- [PROBLEM REQUIREMENTS]
Copy every line of the records below where the word "this" occurs.

┌──

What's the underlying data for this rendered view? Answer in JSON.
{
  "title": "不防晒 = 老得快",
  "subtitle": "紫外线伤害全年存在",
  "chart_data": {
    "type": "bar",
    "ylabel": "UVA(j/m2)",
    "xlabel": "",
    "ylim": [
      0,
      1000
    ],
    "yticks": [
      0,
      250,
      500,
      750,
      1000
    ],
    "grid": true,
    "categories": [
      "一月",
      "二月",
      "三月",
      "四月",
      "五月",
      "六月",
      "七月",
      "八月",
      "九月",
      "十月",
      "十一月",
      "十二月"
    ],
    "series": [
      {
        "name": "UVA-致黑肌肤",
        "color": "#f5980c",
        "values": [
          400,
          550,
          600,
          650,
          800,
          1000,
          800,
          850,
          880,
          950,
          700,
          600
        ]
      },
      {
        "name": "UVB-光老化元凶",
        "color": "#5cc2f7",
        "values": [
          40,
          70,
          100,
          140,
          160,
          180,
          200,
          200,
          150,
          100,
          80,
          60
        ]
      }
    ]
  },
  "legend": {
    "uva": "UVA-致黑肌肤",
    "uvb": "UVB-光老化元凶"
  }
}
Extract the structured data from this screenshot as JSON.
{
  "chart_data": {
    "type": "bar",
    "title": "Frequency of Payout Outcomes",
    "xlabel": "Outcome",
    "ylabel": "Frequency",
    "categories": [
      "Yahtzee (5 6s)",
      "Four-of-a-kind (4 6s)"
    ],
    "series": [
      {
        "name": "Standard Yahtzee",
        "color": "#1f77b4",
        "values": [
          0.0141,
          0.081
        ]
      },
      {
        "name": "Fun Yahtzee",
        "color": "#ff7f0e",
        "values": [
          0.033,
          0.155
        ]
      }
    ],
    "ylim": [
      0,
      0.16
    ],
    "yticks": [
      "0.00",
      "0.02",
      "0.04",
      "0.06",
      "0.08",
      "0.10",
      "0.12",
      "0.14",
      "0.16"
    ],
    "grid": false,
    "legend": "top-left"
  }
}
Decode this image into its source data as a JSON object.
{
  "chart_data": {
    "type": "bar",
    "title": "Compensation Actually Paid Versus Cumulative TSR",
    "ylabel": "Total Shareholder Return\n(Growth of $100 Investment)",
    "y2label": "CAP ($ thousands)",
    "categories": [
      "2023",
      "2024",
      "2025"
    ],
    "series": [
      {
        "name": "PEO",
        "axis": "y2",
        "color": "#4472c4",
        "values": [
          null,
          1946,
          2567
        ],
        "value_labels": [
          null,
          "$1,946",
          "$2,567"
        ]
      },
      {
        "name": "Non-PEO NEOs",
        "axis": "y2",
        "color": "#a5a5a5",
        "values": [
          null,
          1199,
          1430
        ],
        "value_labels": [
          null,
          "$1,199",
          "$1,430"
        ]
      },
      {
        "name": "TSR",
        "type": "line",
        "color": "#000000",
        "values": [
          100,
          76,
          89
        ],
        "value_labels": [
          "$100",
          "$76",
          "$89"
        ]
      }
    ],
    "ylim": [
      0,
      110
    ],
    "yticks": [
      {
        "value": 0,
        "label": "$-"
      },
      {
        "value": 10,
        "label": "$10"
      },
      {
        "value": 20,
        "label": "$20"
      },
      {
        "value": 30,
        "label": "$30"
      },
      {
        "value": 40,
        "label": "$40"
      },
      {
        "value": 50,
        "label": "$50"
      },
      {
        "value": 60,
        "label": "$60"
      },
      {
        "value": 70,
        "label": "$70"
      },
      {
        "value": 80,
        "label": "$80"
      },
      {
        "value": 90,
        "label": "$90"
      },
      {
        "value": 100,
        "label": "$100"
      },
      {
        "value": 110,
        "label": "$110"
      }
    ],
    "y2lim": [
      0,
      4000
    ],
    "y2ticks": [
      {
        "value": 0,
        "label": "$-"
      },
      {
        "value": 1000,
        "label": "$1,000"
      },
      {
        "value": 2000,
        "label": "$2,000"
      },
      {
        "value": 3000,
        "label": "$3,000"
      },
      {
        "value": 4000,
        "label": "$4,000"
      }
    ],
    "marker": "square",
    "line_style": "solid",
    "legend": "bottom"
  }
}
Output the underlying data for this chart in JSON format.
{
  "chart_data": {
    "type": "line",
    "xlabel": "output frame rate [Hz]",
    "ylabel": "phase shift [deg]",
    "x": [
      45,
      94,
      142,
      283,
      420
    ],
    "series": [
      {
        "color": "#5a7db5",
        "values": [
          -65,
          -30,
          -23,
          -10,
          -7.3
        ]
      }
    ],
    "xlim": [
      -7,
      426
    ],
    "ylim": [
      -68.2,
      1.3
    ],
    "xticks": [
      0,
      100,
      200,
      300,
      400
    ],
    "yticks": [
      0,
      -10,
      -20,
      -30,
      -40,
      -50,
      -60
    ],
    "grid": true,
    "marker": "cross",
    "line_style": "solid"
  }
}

└──
┌──

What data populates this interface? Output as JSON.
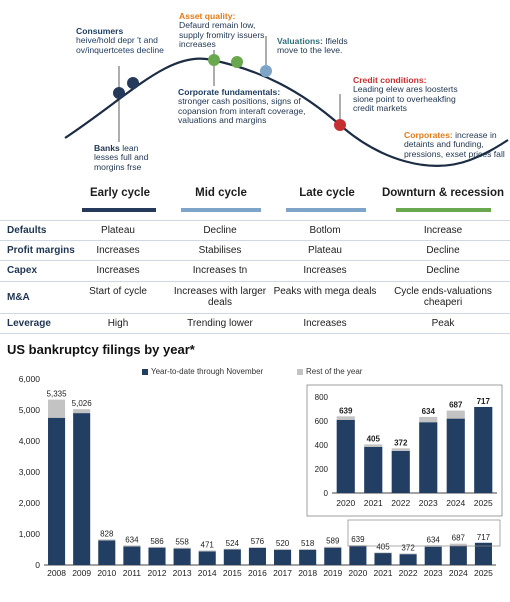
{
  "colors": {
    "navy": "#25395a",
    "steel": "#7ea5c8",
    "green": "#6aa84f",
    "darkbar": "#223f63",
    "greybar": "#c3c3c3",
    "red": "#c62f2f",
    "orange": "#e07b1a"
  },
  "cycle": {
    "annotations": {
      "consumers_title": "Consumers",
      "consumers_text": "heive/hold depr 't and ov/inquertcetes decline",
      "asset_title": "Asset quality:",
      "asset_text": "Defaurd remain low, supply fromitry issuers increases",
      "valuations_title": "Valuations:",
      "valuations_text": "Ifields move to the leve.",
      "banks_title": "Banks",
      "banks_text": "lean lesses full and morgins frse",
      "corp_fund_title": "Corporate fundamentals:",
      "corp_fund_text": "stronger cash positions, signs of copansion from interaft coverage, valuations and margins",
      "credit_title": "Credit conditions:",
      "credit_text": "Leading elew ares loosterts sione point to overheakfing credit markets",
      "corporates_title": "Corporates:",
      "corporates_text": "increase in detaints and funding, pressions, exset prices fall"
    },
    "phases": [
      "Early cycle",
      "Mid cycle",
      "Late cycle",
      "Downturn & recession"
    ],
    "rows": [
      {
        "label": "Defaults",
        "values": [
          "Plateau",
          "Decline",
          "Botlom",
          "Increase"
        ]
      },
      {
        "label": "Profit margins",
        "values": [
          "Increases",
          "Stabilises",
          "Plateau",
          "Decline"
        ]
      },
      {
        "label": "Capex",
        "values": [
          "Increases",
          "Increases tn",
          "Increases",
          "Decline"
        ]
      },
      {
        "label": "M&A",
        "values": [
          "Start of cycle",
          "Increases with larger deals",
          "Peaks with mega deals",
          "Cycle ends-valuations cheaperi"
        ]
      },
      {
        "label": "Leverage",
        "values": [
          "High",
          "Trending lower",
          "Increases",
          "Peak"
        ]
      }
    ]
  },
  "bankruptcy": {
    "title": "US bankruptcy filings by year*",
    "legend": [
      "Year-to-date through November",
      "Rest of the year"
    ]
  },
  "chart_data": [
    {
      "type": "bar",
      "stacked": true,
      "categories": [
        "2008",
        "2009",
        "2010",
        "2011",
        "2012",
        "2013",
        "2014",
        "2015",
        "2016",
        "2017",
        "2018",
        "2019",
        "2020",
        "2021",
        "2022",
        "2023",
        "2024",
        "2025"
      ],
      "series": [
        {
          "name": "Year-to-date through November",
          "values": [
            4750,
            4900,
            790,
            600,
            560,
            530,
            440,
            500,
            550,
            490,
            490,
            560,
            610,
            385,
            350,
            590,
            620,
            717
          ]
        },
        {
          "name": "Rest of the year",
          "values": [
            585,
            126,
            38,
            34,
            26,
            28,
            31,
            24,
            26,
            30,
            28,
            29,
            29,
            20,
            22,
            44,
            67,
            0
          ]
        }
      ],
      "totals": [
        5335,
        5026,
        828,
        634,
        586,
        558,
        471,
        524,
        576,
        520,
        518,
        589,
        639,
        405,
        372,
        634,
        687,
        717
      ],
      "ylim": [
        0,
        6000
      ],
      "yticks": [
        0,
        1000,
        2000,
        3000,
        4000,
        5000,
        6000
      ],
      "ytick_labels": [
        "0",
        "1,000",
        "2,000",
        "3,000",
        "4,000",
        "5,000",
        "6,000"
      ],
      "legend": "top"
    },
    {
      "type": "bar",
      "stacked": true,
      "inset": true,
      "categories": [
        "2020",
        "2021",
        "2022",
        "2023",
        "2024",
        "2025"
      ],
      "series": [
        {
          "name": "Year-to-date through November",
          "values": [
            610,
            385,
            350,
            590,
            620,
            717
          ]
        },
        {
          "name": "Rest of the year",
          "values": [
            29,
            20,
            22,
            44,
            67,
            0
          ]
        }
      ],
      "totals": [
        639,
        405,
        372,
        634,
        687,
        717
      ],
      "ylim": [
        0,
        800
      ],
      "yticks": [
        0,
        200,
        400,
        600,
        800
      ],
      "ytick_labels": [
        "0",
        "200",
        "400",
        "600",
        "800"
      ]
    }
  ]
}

└──
┌──

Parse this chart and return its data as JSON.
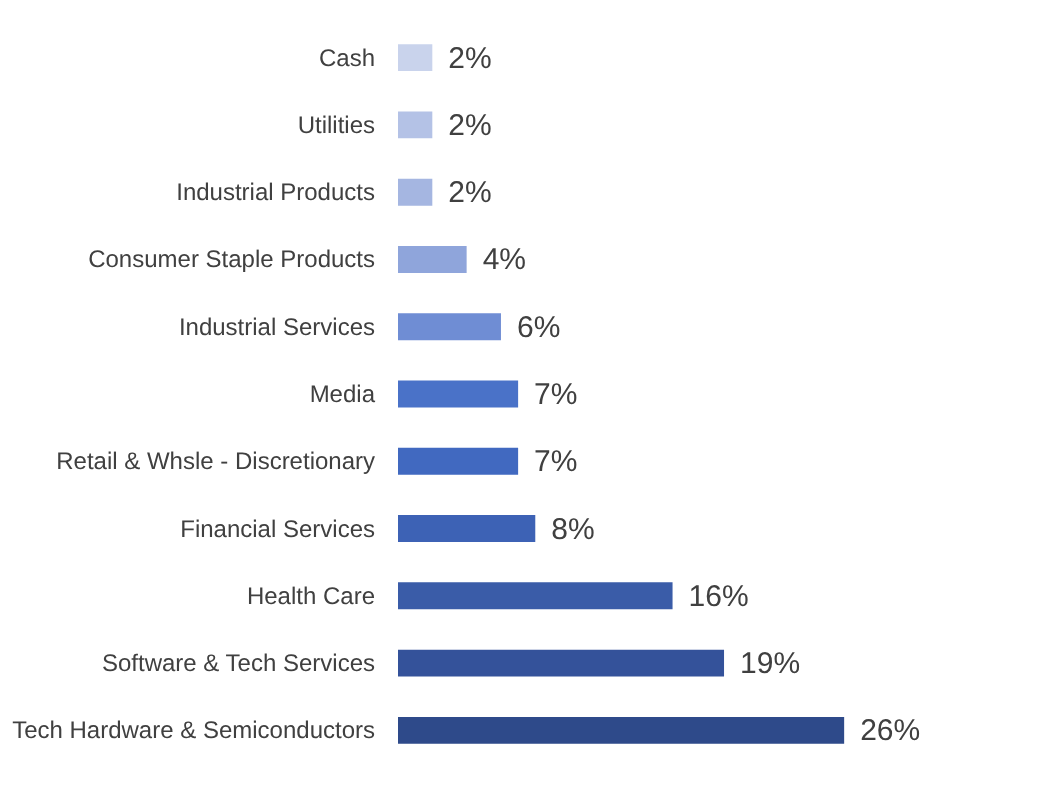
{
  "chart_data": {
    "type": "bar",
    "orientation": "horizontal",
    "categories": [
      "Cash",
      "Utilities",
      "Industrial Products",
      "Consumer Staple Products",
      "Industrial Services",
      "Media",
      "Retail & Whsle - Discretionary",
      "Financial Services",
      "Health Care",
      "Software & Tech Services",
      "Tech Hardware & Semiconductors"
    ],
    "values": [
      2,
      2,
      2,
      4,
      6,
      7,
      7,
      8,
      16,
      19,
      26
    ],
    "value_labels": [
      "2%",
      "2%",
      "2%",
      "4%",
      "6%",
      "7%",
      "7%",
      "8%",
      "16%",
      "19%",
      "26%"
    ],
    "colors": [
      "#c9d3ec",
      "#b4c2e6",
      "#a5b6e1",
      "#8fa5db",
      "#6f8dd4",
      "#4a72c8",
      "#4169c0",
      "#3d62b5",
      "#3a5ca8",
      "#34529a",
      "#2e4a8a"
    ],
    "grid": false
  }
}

└──

- [ANSWER TO THE TASK]
What's the underlying data for this rendered view? Answer in JSON.
Extract the structured data from this screenshot as JSON.
Decode this image into its source data as a JSON object.
Output the underlying data for this chart in JSON format.
What data populates this interface? Output as JSON.
Parse this chart and return its data as JSON.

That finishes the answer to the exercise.